=== Excerpted data ===
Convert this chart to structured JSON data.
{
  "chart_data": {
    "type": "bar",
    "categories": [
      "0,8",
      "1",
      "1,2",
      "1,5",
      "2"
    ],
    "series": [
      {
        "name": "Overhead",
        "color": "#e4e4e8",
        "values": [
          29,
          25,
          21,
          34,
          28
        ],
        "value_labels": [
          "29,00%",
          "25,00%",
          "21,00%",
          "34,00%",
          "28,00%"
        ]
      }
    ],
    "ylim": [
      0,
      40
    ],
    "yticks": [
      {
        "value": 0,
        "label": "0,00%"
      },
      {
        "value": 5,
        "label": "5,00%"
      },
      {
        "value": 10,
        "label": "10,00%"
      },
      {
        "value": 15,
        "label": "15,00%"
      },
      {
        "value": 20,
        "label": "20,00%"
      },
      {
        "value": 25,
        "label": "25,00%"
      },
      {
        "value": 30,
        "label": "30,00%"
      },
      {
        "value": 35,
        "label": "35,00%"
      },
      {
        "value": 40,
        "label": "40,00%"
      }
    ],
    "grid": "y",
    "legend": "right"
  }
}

=== Task statement ===
Make an exact copy of every line in the data.

=== Reply to the exercise ===
Convert this chart to structured JSON data.
{
  "chart_data": {
    "type": "bar",
    "categories": [
      "0,8",
      "1",
      "1,2",
      "1,5",
      "2"
    ],
    "series": [
      {
        "name": "Overhead",
        "color": "#e4e4e8",
        "values": [
          29,
          25,
          21,
          34,
          28
        ],
        "value_labels": [
          "29,00%",
          "25,00%",
          "21,00%",
          "34,00%",
          "28,00%"
        ]
      }
    ],
    "ylim": [
      0,
      40
    ],
    "yticks": [
      {
        "value": 0,
        "label": "0,00%"
      },
      {
        "value": 5,
        "label": "5,00%"
      },
      {
        "value": 10,
        "label": "10,00%"
      },
      {
        "value": 15,
        "label": "15,00%"
      },
      {
        "value": 20,
        "label": "20,00%"
      },
      {
        "value": 25,
        "label": "25,00%"
      },
      {
        "value": 30,
        "label": "30,00%"
      },
      {
        "value": 35,
        "label": "35,00%"
      },
      {
        "value": 40,
        "label": "40,00%"
      }
    ],
    "grid": "y",
    "legend": "right"
  }
}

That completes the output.